# Prompt
Write out all entries word for word.

Stored items:
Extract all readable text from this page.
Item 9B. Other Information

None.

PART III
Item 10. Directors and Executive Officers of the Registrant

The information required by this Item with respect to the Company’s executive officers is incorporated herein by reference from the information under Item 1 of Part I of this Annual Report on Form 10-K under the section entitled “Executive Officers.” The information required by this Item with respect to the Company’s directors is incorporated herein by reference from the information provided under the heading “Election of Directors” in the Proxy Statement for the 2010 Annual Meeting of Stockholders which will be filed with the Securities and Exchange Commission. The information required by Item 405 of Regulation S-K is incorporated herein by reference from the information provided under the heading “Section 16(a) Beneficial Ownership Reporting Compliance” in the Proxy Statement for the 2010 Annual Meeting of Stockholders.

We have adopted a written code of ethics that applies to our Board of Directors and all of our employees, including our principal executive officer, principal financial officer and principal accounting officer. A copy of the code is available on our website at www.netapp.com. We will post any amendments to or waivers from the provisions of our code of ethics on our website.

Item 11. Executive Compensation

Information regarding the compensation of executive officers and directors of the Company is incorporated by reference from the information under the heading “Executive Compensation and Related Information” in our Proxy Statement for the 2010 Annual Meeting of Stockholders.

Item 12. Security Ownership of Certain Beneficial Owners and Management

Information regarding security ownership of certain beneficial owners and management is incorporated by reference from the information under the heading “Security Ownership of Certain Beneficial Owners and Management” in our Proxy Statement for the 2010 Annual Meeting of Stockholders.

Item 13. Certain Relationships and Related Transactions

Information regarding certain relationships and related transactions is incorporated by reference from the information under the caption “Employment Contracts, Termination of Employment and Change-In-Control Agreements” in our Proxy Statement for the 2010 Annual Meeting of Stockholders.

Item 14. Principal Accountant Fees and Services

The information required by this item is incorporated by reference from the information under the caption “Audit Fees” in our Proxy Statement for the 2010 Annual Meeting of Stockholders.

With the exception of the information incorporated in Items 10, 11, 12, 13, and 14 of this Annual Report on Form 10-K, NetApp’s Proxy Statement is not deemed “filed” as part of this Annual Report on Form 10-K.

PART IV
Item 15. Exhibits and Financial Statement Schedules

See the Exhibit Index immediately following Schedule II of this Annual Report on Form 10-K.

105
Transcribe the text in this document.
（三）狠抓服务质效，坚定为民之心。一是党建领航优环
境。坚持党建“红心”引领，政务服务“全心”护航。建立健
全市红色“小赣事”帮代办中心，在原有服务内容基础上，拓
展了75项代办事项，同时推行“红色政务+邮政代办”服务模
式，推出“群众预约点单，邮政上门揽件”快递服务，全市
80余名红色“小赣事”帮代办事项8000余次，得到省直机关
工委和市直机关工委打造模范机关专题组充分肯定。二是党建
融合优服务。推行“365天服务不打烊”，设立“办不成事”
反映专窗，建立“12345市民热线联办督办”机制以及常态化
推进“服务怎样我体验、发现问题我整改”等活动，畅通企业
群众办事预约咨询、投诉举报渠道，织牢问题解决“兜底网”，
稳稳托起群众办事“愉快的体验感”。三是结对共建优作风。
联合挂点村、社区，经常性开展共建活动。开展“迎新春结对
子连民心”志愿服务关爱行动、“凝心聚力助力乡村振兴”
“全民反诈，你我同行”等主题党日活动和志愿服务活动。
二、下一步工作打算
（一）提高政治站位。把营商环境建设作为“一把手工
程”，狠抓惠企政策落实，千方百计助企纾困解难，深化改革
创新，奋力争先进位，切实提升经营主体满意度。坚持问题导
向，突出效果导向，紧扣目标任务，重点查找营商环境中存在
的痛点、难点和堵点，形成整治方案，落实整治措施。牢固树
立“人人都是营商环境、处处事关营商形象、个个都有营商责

# Response to the task
Extract all readable text from this page.
Item 9B. Other Information

None.

PART III
Item 10. Directors and Executive Officers of the Registrant

The information required by this Item with respect to the Company’s executive officers is incorporated herein by reference from the information under Item 1 of Part I of this Annual Report on Form 10-K under the section entitled “Executive Officers.” The information required by this Item with respect to the Company’s directors is incorporated herein by reference from the information provided under the heading “Election of Directors” in the Proxy Statement for the 2010 Annual Meeting of Stockholders which will be filed with the Securities and Exchange Commission. The information required by Item 405 of Regulation S-K is incorporated herein by reference from the information provided under the heading “Section 16(a) Beneficial Ownership Reporting Compliance” in the Proxy Statement for the 2010 Annual Meeting of Stockholders.

We have adopted a written code of ethics that applies to our Board of Directors and all of our employees, including our principal executive officer, principal financial officer and principal accounting officer. A copy of the code is available on our website at www.netapp.com. We will post any amendments to or waivers from the provisions of our code of ethics on our website.

Item 11. Executive Compensation

Information regarding the compensation of executive officers and directors of the Company is incorporated by reference from the information under the heading “Executive Compensation and Related Information” in our Proxy Statement for the 2010 Annual Meeting of Stockholders.

Item 12. Security Ownership of Certain Beneficial Owners and Management

Information regarding security ownership of certain beneficial owners and management is incorporated by reference from the information under the heading “Security Ownership of Certain Beneficial Owners and Management” in our Proxy Statement for the 2010 Annual Meeting of Stockholders.

Item 13. Certain Relationships and Related Transactions

Information regarding certain relationships and related transactions is incorporated by reference from the information under the caption “Employment Contracts, Termination of Employment and Change-In-Control Agreements” in our Proxy Statement for the 2010 Annual Meeting of Stockholders.

Item 14. Principal Accountant Fees and Services

The information required by this item is incorporated by reference from the information under the caption “Audit Fees” in our Proxy Statement for the 2010 Annual Meeting of Stockholders.

With the exception of the information incorporated in Items 10, 11, 12, 13, and 14 of this Annual Report on Form 10-K, NetApp’s Proxy Statement is not deemed “filed” as part of this Annual Report on Form 10-K.

PART IV
Item 15. Exhibits and Financial Statement Schedules

See the Exhibit Index immediately following Schedule II of this Annual Report on Form 10-K.

105
Transcribe the text in this document.
（三）狠抓服务质效，坚定为民之心。一是党建领航优环
境。坚持党建“红心”引领，政务服务“全心”护航。建立健
全市红色“小赣事”帮代办中心，在原有服务内容基础上，拓
展了75项代办事项，同时推行“红色政务+邮政代办”服务模
式，推出“群众预约点单，邮政上门揽件”快递服务，全市
80余名红色“小赣事”帮代办事项8000余次，得到省直机关
工委和市直机关工委打造模范机关专题组充分肯定。二是党建
融合优服务。推行“365天服务不打烊”，设立“办不成事”
反映专窗，建立“12345市民热线联办督办”机制以及常态化
推进“服务怎样我体验、发现问题我整改”等活动，畅通企业
群众办事预约咨询、投诉举报渠道，织牢问题解决“兜底网”，
稳稳托起群众办事“愉快的体验感”。三是结对共建优作风。
联合挂点村、社区，经常性开展共建活动。开展“迎新春结对
子连民心”志愿服务关爱行动、“凝心聚力助力乡村振兴”
“全民反诈，你我同行”等主题党日活动和志愿服务活动。
二、下一步工作打算
（一）提高政治站位。把营商环境建设作为“一把手工
程”，狠抓惠企政策落实，千方百计助企纾困解难，深化改革
创新，奋力争先进位，切实提升经营主体满意度。坚持问题导
向，突出效果导向，紧扣目标任务，重点查找营商环境中存在
的痛点、难点和堵点，形成整治方案，落实整治措施。牢固树
立“人人都是营商环境、处处事关营商形象、个个都有营商责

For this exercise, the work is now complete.